# Passage given
Back to the Garden

Julie Moir Messervy ’73 Draws on Memories and Inner Landscapes to Create Outdoor Spaces

Back to the Garden

Photo by Kathleen Dooher

Photo by Kathleen Dooher

Thunk! Julie Moir Messervy ’73, out for a walk in the springtime woods in southern Vermont, pitches a fallen branch into the underbrush beside the trail. And another one—thunk!

“I can’t help myself,” laughs Messervy, whose vocation is shaping landscapes into places of beauty and inspiration, whether it’s a tiny Cambridge, Mass., backyard, a lakeside public park in Toronto, or a pine-needled path in the woods.

The landscape designer and author’s most recent book, Landscaping Ideas That Work, was published in January by Taunton Press. It joins seven others she has written in the last two decades, including Contemplative Gardens, The Inward Garden, and Home Outside.

Driving through the rolling meadows and wooded hills around Saxtons River, Vt., Messervy points out vistas and assesses landscaping. The bare ground around a handsome, newly built barn on a prosperous-looking hobby farm “needs us,” she says.

“Us” is Julie Moir Messervy Design Studio (JMMDS), the landscape architecture and design firm of which Messervy is principal. After practicing for 20 years in Boston, Messervy has lived and worked for nearly 9½ years in Saxtons River (pop. 558). The firm may be located in a small-town former tinsmith’s shop with wide-board pumpkin pine floors and steep, creaky stairs, but its work is international in scope. “Four people work here with me,” says Messervy. “It’s a great little team.”

JMMDS has designed landscapes for private residential clients all over New England, in the Southwest, in British Columbia, in the Caribbean, and elsewhere. Its public projects include parks and arboretums, museums, cemeteries, academic and corporate campuses, and children’s gardens. Numbered among its clients are the City of Greenville, S.C.; the Arnold Arboretum of Harvard University; the Massachusetts Horticulture Society; and the Lewis Ginter Botanical Garden near Richmond, Va.

When Messervy begins a project, she makes an effort to connect with her client’s “inward garden,” that joyful, emotional landscape that begins in childhood and adds accretions of other beloved places through time. It’s those earliest places in the natural world that really matter, Messervy believes, becoming the foundation for a garden of the mind that she helps re-create—or at least refer to—in a client’s present, outdoor space.

She also turns to memories of her own childhood landscapes, her daydreaming places, for inspiration. “I grew up in Illinois, outside Chicago, in a house that was surrounded by undeveloped land,” says Messervy, who’s one of seven children. “At that time, there was a lot of that. We were just at the edge of a forest, with pine trees that I’d play under. There was a big one, with all these fallen pine needles under it. We’d make little forts there. We had a pond next door that was owned by other people, but we’d skate there all the time. And it had little streams running into it—the streams were really important to me. We had an old apple orchard on our road, with really old apple trees, the gnarlies. And we’d make our forts up there, too.”

# Information shown
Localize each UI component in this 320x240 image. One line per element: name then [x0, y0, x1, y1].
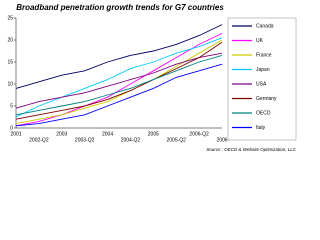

# Problem description
Please continue the article on landscape designer Julie Moir Messervy, picking up after its final sentence about building forts in the old apple orchard.

# Task output
An estate, since subdivided, was also in the neighborhood, and Messervy and her siblings spent hours playing in its grounds. “I remember being aware of the beauty of the plants around that old estate. There was an older woman who lived in a little apartment in one of the outbuildings, named Miss McAdams,” she recalls. “We called her ‘Scadams.’ And [she] was a landscape architect, a designer. She loved plants, and she loved design. And I think, without my realizing it, she was an influence.”

Messervy followed her mother, artist Alice Butz Moir ’48, to Wellesley, and studied art history. “Wellesley was so beautiful,” she says. “Of course the spoon-holders were great, and the Italian Garden. I used to row crew, so getting up at 5 a.m. and being on that lake with the mists of the changing seasons and the colors of the changing leaves, and seeing the perfectly manicured space against the roughness of a New England fall was so beautiful. That was my favorite part of Wellesley, rowing crew on the lake.”

She began taking classes at MIT during her undergraduate years, and later earned a master’s in city planning and architecture there. “I wanted to do something out in the world that involved making things,” she says. An MIT course on East Asian architecture and design led her to the kinds of landscapes that continue to inform her work. “I opened up a book on Japanese gardens, and I fell madly in love,” she says. “It was because of the daydreaming places; it reminded me of my childhood places—the pine tree, the pine needles, the moss. I said, I know how to do this.”

A Henry Luce Foundation fellowship allowed Messervy to study in Kyoto, Japan, with garden master Kinsaku Nakane. He sent her off to look at gardens for months before she was allowed to prune a single branch. “Eventually, in the early spring, he put me in the gardens. My [Japanese] was better by that time, and I started digging and pruning. But I wasn’t a horticulturist. … It was about space, always about making space.” (Messervy would work with her mentor again when they installed the Boston Museum of Fine Arts’ Japanese-style Tenshin-en, the Garden of the Heart of Heaven, which is currently undergoing restoration and is slated to reopen in 2015.)

Back in the United States, Messervy finished MIT and went to work for an urban design firm—which soon closed. “At that very minute—what serendipity—somebody called wanting a Japanese-style garden in Rockport, Mass.,” she recalls. “That was the first garden—and the rest is history.”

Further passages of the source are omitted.